**Requirement**
Here are records with pictures in them. Copy all of them exactly and leave the pictures out.
━━━━━━━━━━━━━━━━━━━━
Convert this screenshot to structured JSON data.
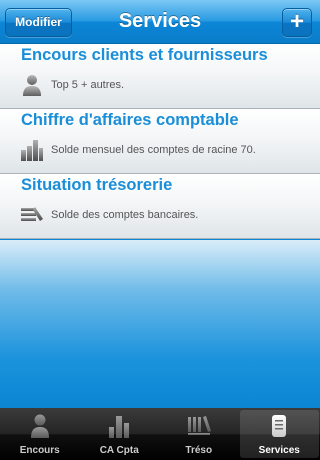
{
  "navbar": {
    "title": "Services",
    "modifier_label": "Modifier",
    "add_label": "+"
  },
  "cells": [
    {
      "title": "Encours clients et fournisseurs",
      "subtitle": "Top 5 + autres.",
      "icon": "person-icon"
    },
    {
      "title": "Chiffre d'affaires comptable",
      "subtitle": "Solde mensuel des comptes de racine 70.",
      "icon": "bar-chart-icon"
    },
    {
      "title": "Situation trésorerie",
      "subtitle": "Solde des comptes bancaires.",
      "icon": "books-icon"
    }
  ],
  "tabs": [
    {
      "label": "Encours",
      "icon": "person-icon",
      "active": false
    },
    {
      "label": "CA Cpta",
      "icon": "bar-chart-icon",
      "active": false
    },
    {
      "label": "Tréso",
      "icon": "books-icon",
      "active": false
    },
    {
      "label": "Services",
      "icon": "database-icon",
      "active": true
    }
  ],
  "colors": {
    "accent": "#1a8ed8",
    "navbar": "#0c86d7",
    "tabbar": "#000000"
  }
}
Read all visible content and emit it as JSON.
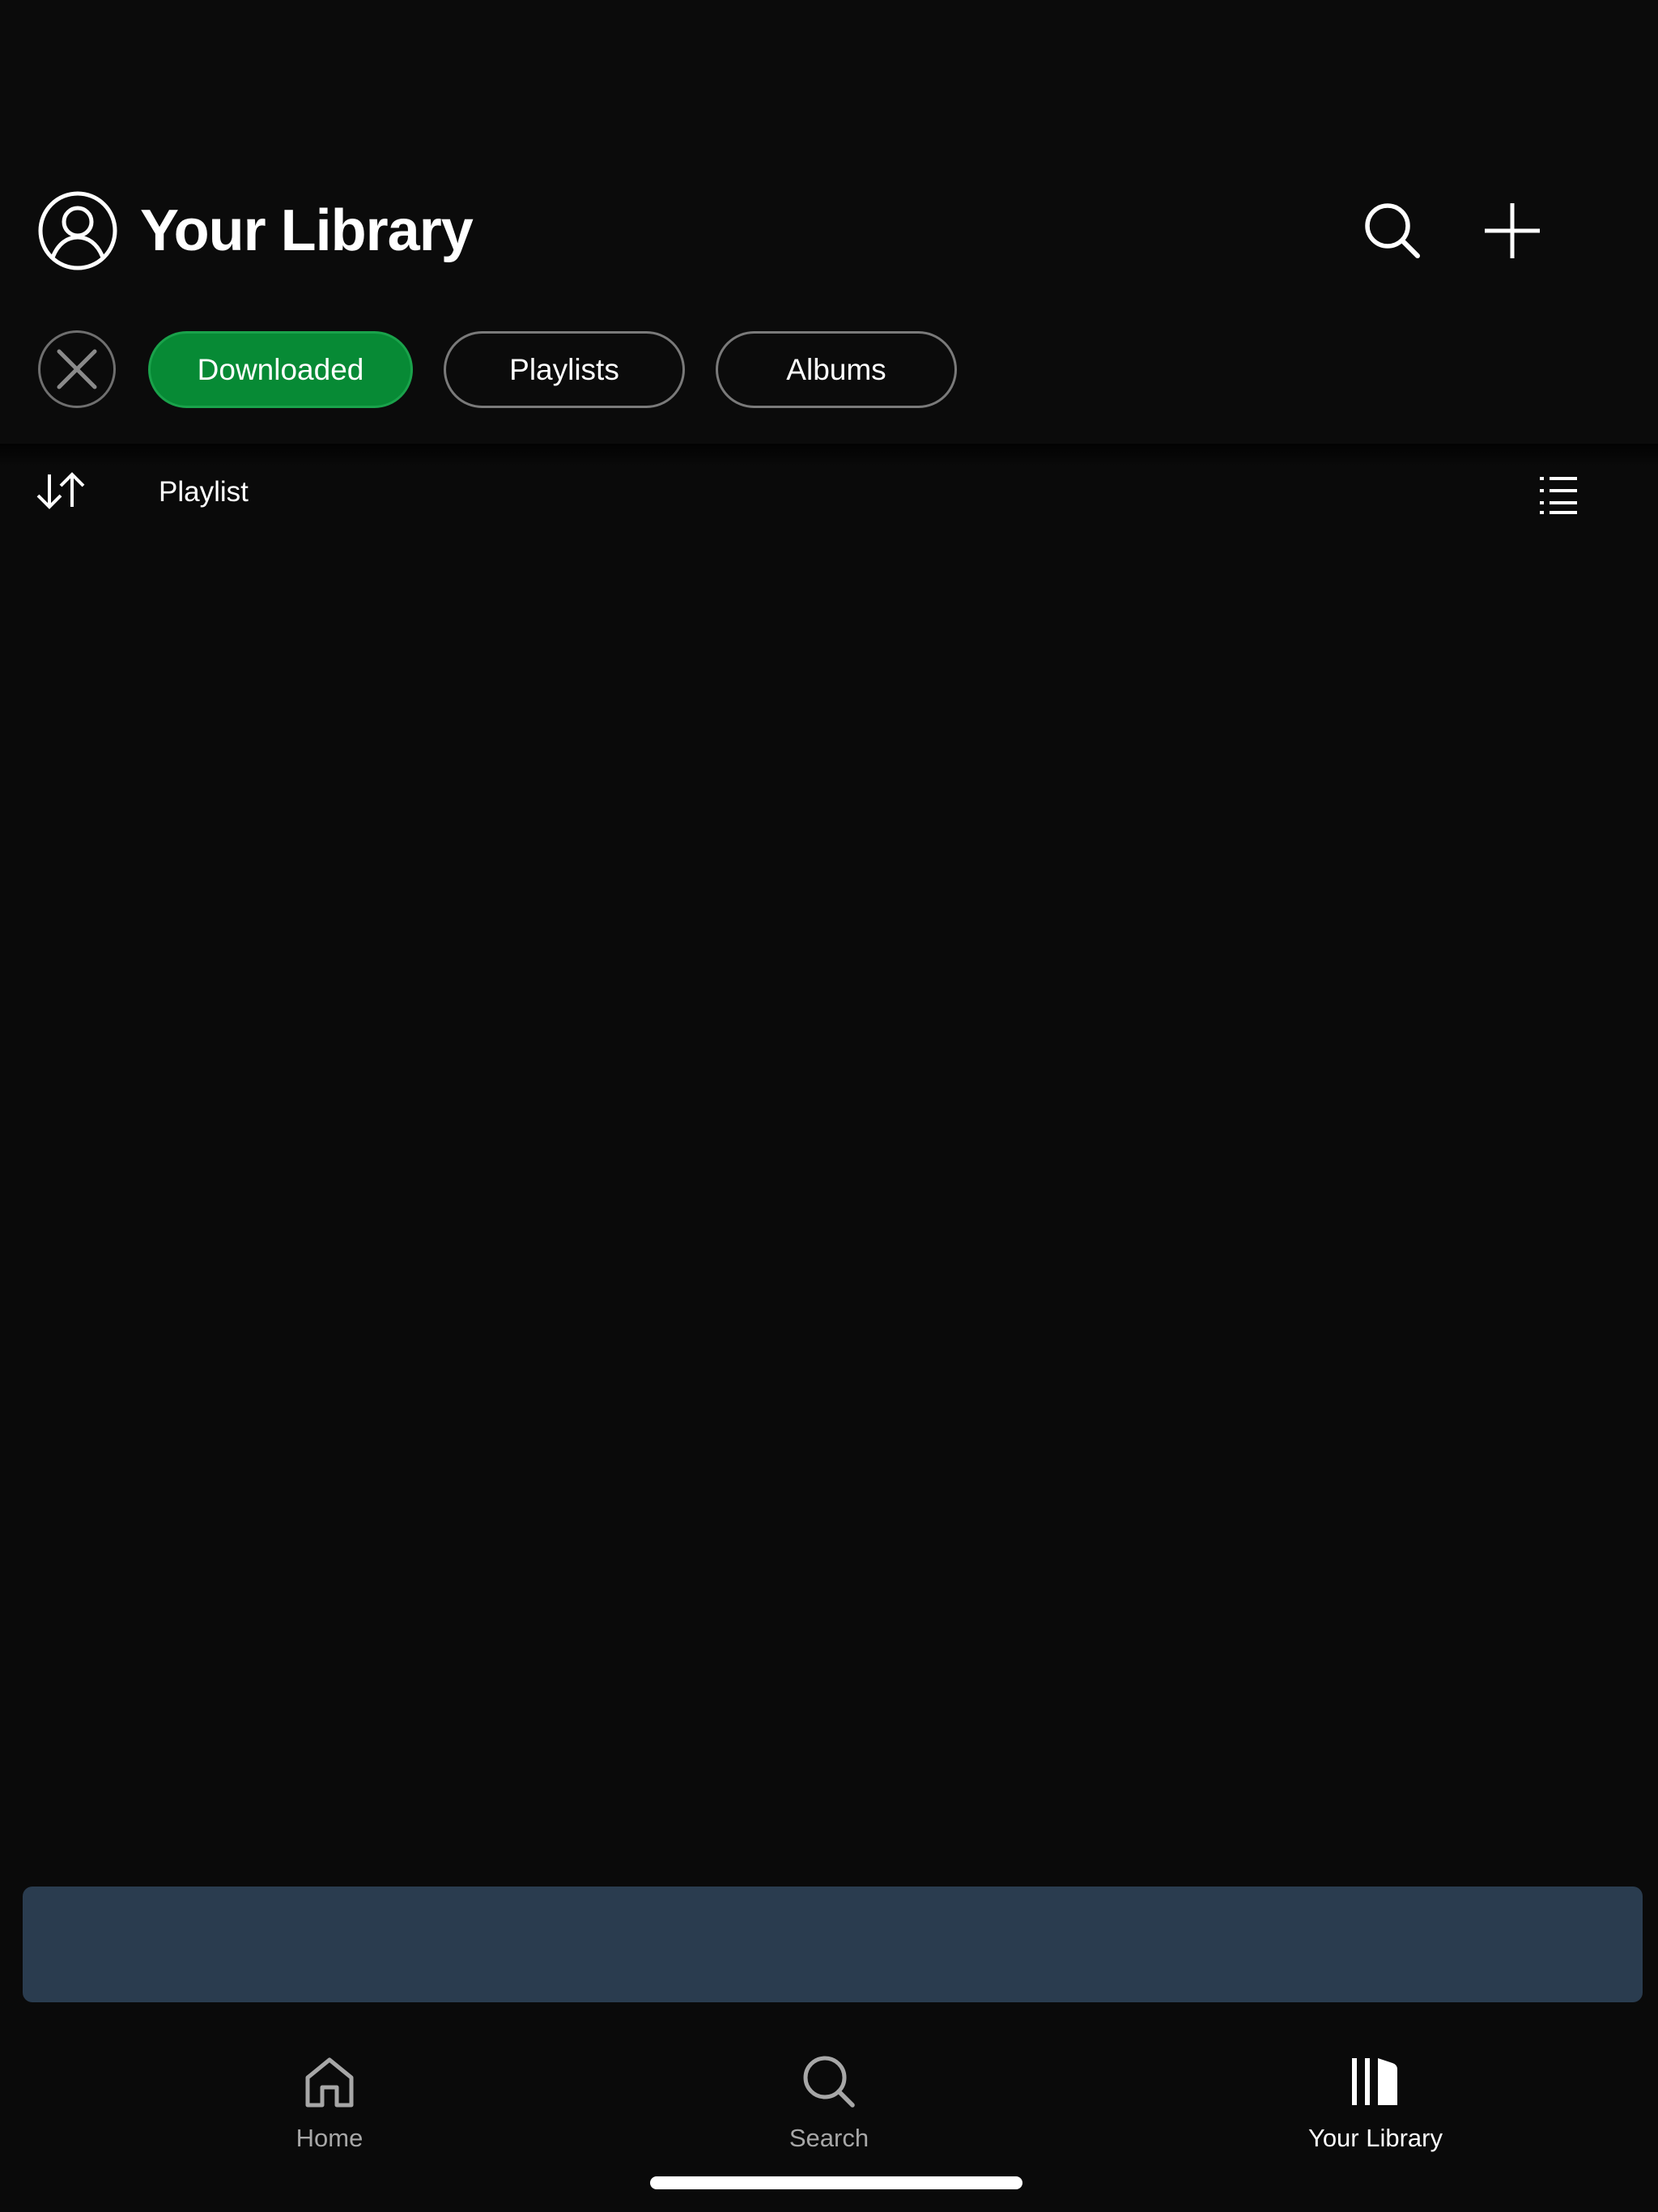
━━━━━━━━━━━━━━━━━━━━
**Exercise result**
Convert this screenshot to structured JSON data.
{
  "navbar": {
    "title": "Services",
    "modifier_label": "Modifier",
    "add_label": "+"
  },
  "cells": [
    {
      "title": "Encours clients et fournisseurs",
      "subtitle": "Top 5 + autres.",
      "icon": "person-icon"
    },
    {
      "title": "Chiffre d'affaires comptable",
      "subtitle": "Solde mensuel des comptes de racine 70.",
      "icon": "bar-chart-icon"
    },
    {
      "title": "Situation trésorerie",
      "subtitle": "Solde des comptes bancaires.",
      "icon": "books-icon"
    }
  ],
  "tabs": [
    {
      "label": "Encours",
      "icon": "person-icon",
      "active": false
    },
    {
      "label": "CA Cpta",
      "icon": "bar-chart-icon",
      "active": false
    },
    {
      "label": "Tréso",
      "icon": "books-icon",
      "active": false
    },
    {
      "label": "Services",
      "icon": "database-icon",
      "active": true
    }
  ],
  "colors": {
    "accent": "#1a8ed8",
    "navbar": "#0c86d7",
    "tabbar": "#000000"
  }
}
Read all visible content and emit it as JSON.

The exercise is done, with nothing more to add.